• [Task goal] The answer is a single number: how many lines hold the string "subsidence".

• [Excerpted records]
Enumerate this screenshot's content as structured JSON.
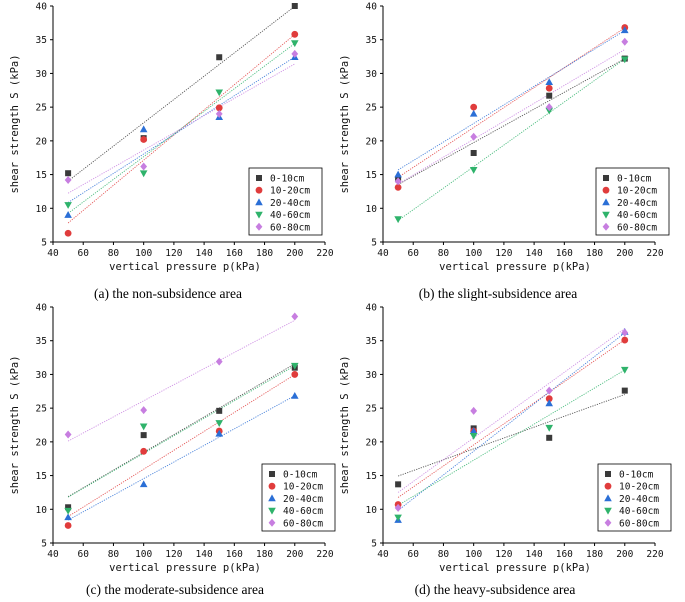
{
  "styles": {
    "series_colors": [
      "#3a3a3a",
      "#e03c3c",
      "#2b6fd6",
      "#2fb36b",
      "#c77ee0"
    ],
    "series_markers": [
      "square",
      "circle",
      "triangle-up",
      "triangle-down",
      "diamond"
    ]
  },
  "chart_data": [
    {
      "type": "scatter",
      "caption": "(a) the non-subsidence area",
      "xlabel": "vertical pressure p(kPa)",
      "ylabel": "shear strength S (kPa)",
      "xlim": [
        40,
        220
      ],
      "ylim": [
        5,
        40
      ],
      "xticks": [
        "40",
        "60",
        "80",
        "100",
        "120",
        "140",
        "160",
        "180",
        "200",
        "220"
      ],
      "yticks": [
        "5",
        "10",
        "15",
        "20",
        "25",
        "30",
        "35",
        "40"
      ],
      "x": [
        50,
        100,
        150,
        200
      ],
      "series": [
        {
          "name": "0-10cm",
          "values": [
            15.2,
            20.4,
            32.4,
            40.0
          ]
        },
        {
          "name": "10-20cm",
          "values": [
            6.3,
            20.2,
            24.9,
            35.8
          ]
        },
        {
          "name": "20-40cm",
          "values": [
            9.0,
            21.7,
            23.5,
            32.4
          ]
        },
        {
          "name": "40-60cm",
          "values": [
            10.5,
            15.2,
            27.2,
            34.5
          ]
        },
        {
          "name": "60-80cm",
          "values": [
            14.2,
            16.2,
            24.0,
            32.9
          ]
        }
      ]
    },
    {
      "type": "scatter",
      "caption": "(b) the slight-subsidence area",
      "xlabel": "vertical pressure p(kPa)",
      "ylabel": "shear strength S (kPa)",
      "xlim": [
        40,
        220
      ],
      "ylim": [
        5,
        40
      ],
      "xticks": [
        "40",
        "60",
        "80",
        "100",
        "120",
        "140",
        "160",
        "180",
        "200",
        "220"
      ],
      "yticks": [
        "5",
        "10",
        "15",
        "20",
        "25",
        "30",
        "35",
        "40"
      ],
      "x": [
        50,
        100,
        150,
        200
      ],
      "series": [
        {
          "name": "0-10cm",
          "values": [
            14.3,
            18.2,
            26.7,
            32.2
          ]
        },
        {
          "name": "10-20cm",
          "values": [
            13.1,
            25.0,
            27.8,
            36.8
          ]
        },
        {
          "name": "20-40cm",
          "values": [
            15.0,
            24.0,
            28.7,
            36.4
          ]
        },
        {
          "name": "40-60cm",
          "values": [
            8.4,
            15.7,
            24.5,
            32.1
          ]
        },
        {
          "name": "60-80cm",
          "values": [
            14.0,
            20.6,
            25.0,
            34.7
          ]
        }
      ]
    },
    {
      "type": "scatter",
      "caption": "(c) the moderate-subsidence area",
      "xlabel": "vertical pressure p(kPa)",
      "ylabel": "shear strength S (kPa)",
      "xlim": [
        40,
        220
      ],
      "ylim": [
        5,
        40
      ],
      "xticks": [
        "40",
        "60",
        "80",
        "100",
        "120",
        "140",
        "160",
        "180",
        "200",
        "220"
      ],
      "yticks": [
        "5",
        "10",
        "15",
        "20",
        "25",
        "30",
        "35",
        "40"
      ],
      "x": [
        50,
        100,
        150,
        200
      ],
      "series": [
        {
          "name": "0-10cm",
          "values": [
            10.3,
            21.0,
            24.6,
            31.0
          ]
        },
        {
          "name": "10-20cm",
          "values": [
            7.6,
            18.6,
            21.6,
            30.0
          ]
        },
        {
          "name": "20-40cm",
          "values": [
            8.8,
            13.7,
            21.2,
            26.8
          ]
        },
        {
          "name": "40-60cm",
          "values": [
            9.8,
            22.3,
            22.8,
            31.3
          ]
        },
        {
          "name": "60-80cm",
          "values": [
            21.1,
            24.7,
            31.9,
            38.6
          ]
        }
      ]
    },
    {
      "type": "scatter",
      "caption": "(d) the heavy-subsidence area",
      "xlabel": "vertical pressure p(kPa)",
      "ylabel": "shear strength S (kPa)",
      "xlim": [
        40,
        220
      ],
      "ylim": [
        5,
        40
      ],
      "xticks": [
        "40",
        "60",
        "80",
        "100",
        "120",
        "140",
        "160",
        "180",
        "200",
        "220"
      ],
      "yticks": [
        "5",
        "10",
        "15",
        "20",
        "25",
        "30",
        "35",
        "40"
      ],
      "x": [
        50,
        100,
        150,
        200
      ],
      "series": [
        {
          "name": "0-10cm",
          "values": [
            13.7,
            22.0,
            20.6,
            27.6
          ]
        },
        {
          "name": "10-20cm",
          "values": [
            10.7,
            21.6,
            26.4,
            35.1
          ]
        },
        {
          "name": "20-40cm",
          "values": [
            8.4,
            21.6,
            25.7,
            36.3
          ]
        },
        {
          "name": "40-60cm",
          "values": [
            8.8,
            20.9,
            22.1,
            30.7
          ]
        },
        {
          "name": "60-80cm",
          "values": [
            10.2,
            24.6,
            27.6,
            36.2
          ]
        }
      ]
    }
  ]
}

• [Result for this exercise] 4